Omit all images, then return the remaining material exactly as it stands.

<<<<

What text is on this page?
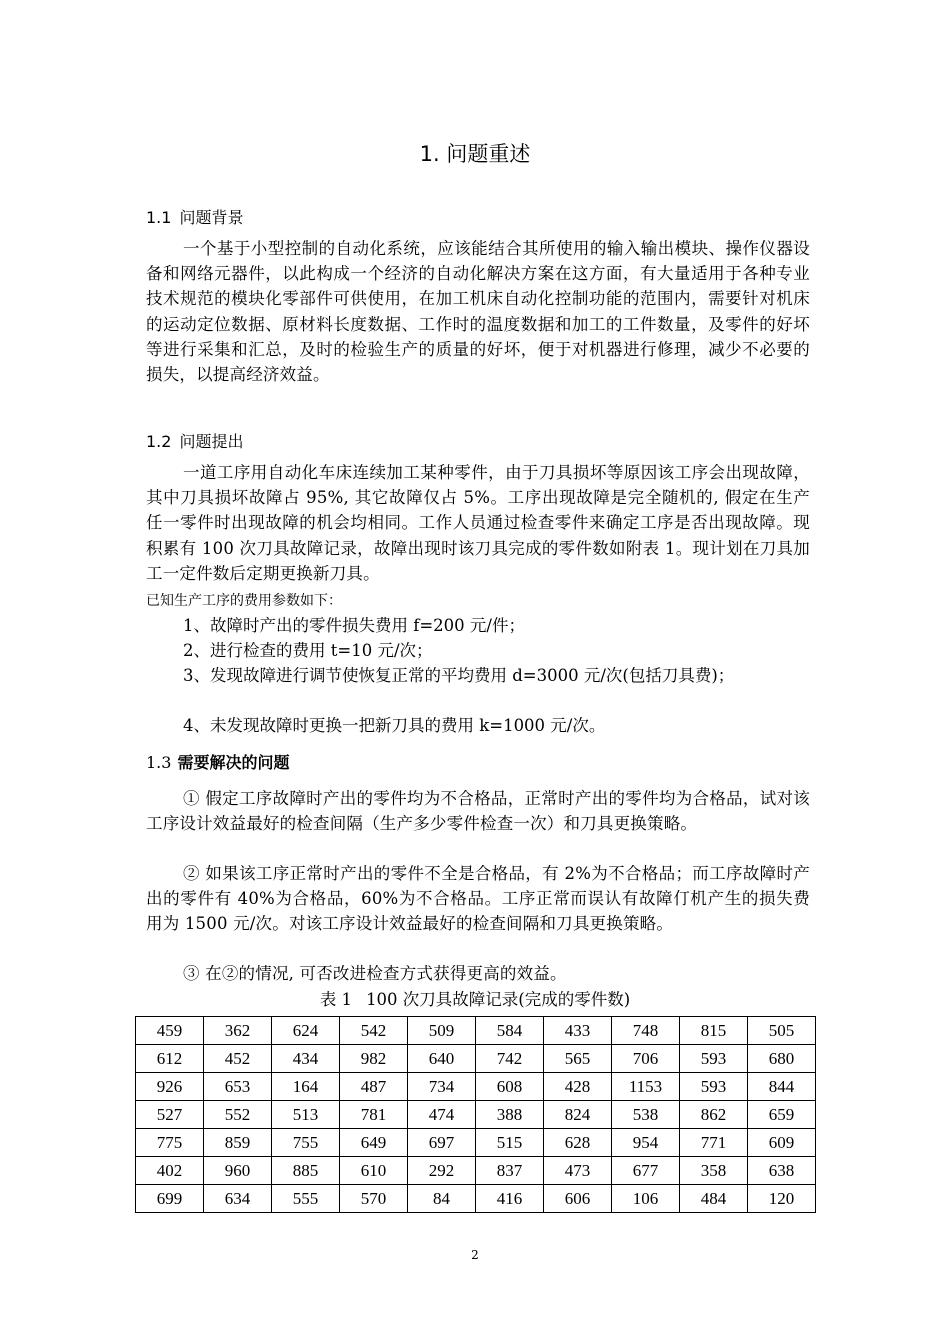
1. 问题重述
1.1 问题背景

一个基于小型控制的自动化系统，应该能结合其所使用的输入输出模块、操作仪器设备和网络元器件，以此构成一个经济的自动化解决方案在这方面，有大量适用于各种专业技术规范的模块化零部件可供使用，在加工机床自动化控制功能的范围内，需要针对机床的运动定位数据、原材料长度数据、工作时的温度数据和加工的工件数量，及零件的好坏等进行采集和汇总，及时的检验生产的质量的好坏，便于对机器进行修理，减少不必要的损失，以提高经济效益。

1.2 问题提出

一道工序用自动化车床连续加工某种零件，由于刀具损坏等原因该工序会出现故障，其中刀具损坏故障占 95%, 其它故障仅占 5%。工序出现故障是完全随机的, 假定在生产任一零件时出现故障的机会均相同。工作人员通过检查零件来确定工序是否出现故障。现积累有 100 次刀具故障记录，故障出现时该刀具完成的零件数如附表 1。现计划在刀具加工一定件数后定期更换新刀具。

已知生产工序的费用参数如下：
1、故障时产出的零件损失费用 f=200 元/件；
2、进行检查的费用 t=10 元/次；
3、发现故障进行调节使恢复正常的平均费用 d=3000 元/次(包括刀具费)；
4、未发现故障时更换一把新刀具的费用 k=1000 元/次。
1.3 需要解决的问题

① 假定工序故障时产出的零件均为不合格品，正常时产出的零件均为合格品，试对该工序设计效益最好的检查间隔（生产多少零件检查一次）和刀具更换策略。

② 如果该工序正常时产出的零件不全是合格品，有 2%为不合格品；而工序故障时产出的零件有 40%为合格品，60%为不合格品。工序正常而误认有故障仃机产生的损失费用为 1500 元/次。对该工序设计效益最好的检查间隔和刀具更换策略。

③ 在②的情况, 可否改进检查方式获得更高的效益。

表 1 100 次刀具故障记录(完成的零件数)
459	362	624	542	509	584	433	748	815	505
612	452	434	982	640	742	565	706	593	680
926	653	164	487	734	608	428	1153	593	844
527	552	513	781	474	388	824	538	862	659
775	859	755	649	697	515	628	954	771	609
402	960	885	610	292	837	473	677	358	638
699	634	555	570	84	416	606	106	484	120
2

>>>>

[Task answer]:
What text is on this page?
1. 问题重述
1.1 问题背景

一个基于小型控制的自动化系统，应该能结合其所使用的输入输出模块、操作仪器设备和网络元器件，以此构成一个经济的自动化解决方案在这方面，有大量适用于各种专业技术规范的模块化零部件可供使用，在加工机床自动化控制功能的范围内，需要针对机床的运动定位数据、原材料长度数据、工作时的温度数据和加工的工件数量，及零件的好坏等进行采集和汇总，及时的检验生产的质量的好坏，便于对机器进行修理，减少不必要的损失，以提高经济效益。

1.2 问题提出

一道工序用自动化车床连续加工某种零件，由于刀具损坏等原因该工序会出现故障，其中刀具损坏故障占 95%, 其它故障仅占 5%。工序出现故障是完全随机的, 假定在生产任一零件时出现故障的机会均相同。工作人员通过检查零件来确定工序是否出现故障。现积累有 100 次刀具故障记录，故障出现时该刀具完成的零件数如附表 1。现计划在刀具加工一定件数后定期更换新刀具。

已知生产工序的费用参数如下：
1、故障时产出的零件损失费用 f=200 元/件；
2、进行检查的费用 t=10 元/次；
3、发现故障进行调节使恢复正常的平均费用 d=3000 元/次(包括刀具费)；
4、未发现故障时更换一把新刀具的费用 k=1000 元/次。
1.3 需要解决的问题

① 假定工序故障时产出的零件均为不合格品，正常时产出的零件均为合格品，试对该工序设计效益最好的检查间隔（生产多少零件检查一次）和刀具更换策略。

② 如果该工序正常时产出的零件不全是合格品，有 2%为不合格品；而工序故障时产出的零件有 40%为合格品，60%为不合格品。工序正常而误认有故障仃机产生的损失费用为 1500 元/次。对该工序设计效益最好的检查间隔和刀具更换策略。

③ 在②的情况, 可否改进检查方式获得更高的效益。

表 1 100 次刀具故障记录(完成的零件数)
459	362	624	542	509	584	433	748	815	505
612	452	434	982	640	742	565	706	593	680
926	653	164	487	734	608	428	1153	593	844
527	552	513	781	474	388	824	538	862	659
775	859	755	649	697	515	628	954	771	609
402	960	885	610	292	837	473	677	358	638
699	634	555	570	84	416	606	106	484	120
2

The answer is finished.